Scan the lines below; pull out those with "ratio".
====== DATA FOR PROCESSING
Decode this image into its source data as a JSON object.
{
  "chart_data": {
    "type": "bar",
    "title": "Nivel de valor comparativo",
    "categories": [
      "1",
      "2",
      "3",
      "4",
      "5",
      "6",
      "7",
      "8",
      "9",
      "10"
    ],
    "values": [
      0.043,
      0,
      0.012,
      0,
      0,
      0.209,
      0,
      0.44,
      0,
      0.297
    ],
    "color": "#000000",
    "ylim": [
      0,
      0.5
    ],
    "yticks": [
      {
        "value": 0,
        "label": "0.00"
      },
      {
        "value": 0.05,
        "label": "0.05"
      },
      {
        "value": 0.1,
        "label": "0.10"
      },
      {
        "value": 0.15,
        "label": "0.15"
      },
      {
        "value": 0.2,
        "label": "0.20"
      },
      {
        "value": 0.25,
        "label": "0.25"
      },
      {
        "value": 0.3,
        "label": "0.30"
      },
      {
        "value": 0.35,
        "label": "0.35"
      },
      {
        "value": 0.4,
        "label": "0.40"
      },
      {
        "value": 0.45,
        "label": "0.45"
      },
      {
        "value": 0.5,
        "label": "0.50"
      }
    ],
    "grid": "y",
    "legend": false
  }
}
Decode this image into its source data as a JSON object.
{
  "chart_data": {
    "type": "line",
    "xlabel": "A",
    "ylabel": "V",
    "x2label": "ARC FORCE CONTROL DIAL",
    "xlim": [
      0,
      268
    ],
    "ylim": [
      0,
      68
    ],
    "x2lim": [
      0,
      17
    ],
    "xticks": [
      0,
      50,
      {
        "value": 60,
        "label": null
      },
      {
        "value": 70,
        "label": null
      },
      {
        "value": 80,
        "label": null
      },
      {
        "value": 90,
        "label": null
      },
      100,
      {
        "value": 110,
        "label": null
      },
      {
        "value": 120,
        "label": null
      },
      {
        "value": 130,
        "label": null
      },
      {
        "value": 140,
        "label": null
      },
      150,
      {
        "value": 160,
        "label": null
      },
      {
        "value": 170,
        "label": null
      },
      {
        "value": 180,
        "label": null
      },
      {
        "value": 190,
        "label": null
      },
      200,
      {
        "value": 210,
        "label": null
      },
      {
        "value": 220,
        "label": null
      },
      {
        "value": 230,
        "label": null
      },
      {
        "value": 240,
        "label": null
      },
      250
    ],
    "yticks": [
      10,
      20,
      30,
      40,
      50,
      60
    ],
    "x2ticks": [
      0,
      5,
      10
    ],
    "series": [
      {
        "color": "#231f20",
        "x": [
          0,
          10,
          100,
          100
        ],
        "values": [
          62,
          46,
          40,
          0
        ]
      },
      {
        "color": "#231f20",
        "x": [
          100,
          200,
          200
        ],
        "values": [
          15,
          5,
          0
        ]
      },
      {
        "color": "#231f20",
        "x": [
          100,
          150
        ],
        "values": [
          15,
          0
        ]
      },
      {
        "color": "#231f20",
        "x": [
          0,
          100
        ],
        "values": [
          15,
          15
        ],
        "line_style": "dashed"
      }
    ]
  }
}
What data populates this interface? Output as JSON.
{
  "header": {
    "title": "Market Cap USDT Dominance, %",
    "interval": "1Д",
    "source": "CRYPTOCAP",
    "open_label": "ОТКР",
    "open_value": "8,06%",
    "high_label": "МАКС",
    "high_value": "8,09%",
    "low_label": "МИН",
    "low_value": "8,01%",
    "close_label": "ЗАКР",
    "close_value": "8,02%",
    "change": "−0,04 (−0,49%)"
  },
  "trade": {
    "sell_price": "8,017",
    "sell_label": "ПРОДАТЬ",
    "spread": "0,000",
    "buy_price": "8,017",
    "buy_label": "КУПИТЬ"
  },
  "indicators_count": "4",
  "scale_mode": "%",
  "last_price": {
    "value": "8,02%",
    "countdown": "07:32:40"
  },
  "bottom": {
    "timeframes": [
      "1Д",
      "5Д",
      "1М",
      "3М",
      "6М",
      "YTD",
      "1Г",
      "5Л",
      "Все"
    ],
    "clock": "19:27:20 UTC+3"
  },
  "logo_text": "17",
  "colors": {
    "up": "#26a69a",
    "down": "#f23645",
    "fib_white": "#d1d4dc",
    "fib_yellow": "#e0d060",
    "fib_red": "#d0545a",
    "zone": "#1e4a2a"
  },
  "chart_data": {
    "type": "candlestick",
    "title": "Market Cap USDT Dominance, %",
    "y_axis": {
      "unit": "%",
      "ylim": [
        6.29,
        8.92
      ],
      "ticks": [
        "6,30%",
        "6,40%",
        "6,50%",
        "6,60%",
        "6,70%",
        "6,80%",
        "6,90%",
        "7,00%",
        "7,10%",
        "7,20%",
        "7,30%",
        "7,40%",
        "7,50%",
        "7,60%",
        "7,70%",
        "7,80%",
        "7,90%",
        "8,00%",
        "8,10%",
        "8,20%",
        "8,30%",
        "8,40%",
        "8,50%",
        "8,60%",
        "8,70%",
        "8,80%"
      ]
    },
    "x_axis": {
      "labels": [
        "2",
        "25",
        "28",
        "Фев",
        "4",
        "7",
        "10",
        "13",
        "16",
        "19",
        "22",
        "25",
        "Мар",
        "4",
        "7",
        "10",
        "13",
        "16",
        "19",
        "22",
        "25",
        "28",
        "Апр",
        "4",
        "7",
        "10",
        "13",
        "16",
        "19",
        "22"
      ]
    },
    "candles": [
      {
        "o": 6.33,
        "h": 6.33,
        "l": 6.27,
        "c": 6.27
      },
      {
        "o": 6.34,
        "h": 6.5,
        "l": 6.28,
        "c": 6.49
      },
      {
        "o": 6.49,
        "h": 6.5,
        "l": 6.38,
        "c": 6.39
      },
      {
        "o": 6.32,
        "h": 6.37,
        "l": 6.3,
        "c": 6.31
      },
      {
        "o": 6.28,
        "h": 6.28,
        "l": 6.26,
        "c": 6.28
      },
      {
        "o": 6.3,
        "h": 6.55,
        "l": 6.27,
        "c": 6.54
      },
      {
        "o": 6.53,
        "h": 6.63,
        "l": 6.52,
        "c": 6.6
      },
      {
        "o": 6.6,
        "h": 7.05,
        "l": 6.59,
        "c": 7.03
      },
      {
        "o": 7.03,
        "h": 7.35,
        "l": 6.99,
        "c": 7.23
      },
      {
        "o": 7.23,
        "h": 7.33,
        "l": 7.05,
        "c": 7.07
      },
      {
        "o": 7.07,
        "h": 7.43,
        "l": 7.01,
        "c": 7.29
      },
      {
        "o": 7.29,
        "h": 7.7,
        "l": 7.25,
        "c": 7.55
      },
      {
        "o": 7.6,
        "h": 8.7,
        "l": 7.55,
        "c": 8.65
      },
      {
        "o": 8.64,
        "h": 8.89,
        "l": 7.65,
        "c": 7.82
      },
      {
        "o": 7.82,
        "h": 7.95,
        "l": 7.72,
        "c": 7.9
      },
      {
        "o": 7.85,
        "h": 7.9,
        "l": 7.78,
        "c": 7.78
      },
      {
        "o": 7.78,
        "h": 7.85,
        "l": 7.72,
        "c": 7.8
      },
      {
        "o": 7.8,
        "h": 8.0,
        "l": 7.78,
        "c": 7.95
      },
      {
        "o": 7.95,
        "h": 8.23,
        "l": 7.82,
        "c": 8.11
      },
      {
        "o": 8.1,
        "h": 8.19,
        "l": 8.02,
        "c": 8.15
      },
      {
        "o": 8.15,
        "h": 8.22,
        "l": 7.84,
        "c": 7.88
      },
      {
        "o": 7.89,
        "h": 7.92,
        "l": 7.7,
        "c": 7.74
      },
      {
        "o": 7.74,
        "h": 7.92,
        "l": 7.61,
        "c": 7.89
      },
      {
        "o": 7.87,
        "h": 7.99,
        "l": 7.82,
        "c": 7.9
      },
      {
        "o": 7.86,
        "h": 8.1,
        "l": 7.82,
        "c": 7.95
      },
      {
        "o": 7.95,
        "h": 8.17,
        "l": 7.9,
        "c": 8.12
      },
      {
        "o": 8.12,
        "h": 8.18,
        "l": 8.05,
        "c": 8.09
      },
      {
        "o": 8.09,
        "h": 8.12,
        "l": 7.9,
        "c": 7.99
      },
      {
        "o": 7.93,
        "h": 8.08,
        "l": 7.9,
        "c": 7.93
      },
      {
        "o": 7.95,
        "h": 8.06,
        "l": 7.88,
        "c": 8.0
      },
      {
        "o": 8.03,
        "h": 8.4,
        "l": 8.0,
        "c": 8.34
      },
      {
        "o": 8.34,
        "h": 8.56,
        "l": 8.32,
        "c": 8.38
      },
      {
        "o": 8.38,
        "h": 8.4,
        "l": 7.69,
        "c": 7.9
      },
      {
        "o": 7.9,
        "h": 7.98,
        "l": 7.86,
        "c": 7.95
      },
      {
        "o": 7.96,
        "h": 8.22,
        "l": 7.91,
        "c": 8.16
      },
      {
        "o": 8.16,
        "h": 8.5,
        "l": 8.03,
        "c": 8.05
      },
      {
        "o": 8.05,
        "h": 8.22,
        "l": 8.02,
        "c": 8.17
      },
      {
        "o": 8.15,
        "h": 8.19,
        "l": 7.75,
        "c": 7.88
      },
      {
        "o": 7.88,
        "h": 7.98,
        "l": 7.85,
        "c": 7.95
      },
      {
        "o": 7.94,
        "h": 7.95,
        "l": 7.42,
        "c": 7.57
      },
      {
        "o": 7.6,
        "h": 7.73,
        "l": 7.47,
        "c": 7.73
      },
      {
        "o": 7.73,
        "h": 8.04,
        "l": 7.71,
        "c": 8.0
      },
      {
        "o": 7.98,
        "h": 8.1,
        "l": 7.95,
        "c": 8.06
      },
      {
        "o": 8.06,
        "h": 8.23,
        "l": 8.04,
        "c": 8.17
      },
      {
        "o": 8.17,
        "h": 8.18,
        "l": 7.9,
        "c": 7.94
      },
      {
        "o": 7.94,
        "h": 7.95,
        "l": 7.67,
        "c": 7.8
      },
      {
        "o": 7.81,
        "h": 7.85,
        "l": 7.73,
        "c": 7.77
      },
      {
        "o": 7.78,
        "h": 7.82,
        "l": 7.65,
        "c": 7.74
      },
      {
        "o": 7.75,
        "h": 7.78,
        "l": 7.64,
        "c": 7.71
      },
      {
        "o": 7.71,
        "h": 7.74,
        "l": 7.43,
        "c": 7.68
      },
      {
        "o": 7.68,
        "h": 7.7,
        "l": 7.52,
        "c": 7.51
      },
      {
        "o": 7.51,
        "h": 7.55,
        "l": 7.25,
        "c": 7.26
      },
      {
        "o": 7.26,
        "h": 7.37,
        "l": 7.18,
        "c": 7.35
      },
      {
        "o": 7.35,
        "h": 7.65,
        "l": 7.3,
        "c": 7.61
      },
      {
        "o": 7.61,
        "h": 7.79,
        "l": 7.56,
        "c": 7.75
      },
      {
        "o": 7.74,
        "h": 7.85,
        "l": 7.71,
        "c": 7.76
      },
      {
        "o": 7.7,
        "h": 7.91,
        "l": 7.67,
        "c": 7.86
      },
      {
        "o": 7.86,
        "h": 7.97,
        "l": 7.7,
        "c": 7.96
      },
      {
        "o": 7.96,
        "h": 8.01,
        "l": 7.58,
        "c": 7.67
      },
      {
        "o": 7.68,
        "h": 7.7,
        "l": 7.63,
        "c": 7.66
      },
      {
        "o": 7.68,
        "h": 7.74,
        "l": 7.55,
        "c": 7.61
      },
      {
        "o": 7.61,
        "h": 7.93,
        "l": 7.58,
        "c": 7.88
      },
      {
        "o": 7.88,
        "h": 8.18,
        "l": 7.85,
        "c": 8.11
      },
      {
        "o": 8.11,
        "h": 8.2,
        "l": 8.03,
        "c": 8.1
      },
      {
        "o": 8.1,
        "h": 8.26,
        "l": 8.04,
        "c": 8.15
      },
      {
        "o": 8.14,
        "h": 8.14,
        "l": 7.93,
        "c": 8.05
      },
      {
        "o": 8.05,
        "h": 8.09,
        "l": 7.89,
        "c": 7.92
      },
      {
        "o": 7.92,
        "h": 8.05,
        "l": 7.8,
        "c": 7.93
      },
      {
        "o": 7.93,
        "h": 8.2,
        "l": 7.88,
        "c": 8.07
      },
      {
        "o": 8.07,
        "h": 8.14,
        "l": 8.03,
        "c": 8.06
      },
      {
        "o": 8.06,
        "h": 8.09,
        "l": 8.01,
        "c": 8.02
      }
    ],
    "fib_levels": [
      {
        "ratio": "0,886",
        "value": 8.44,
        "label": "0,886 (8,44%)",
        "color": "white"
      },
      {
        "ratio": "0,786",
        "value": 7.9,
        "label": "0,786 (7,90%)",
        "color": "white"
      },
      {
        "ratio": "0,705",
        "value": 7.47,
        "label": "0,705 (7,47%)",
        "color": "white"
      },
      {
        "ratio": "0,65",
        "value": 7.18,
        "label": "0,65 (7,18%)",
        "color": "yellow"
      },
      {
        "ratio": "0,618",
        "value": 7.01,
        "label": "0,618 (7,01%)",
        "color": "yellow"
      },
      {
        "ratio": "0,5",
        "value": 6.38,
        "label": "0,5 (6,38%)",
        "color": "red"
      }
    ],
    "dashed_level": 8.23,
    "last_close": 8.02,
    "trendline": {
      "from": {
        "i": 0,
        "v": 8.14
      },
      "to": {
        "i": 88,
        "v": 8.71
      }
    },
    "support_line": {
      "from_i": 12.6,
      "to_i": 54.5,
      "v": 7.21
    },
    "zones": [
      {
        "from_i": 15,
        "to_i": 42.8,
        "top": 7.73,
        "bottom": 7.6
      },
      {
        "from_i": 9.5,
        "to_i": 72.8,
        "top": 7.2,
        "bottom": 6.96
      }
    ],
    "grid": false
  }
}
============
### SOLUTION FOR THIS EXERCISE
        "ratio": "0,886",
        "ratio": "0,786",
        "ratio": "0,705",
        "ratio": "0,65",
        "ratio": "0,618",
        "ratio": "0,5",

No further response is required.